(Dataset records)
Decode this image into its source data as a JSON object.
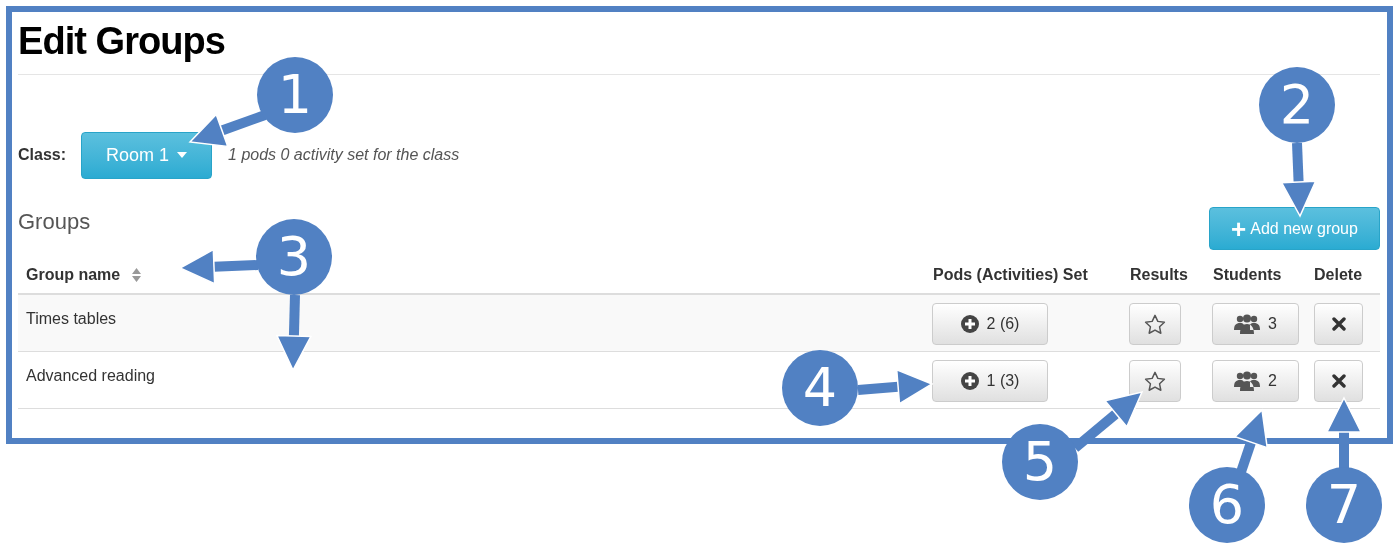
{
  "title": "Edit Groups",
  "class_label": "Class:",
  "class_dropdown": {
    "value": "Room 1"
  },
  "class_info": "1 pods 0 activity set for the class",
  "groups_heading": "Groups",
  "add_button": {
    "icon": "+",
    "label": "Add new group"
  },
  "table": {
    "columns": [
      "Group name",
      "Pods (Activities) Set",
      "Results",
      "Students",
      "Delete"
    ],
    "rows": [
      {
        "name": "Times tables",
        "pods": "2 (6)",
        "students": "3"
      },
      {
        "name": "Advanced reading",
        "pods": "1 (3)",
        "students": "2"
      }
    ]
  },
  "callouts": [
    "1",
    "2",
    "3",
    "4",
    "5",
    "6",
    "7"
  ]
}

* Exercise description
Go through the entries above and pull out each line with "Groups" in it.

* Output of the exercise
  "title": "Edit Groups",
  "groups_heading": "Groups",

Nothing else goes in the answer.